__DIRECTIONS FOR THIS TASK__.
Go through the data below. Pull out every line that has the word "name".

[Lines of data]
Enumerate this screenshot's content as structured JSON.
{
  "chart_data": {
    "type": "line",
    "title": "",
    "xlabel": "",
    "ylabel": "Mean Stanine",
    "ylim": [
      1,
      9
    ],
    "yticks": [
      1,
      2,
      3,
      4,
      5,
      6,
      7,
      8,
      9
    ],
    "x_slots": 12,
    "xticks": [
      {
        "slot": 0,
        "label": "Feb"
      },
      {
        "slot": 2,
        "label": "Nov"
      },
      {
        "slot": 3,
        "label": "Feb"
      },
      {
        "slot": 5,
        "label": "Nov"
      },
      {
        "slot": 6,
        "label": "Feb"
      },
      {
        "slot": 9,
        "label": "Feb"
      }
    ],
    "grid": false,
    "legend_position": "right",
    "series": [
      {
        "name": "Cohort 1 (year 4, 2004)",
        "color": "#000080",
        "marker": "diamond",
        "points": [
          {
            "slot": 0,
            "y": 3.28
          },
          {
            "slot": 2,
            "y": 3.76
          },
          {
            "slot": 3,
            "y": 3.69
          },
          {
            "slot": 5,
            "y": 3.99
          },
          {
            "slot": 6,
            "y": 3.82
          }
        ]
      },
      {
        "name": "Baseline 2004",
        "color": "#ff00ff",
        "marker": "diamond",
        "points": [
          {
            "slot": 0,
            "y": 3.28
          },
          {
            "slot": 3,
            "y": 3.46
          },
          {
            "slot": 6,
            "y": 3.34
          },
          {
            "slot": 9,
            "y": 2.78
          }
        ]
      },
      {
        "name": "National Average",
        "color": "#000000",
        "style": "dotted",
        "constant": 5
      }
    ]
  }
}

__RESULT OF THE TASK__.
        "name": "Cohort 1 (year 4, 2004)",
        "name": "Baseline 2004",
        "name": "National Average",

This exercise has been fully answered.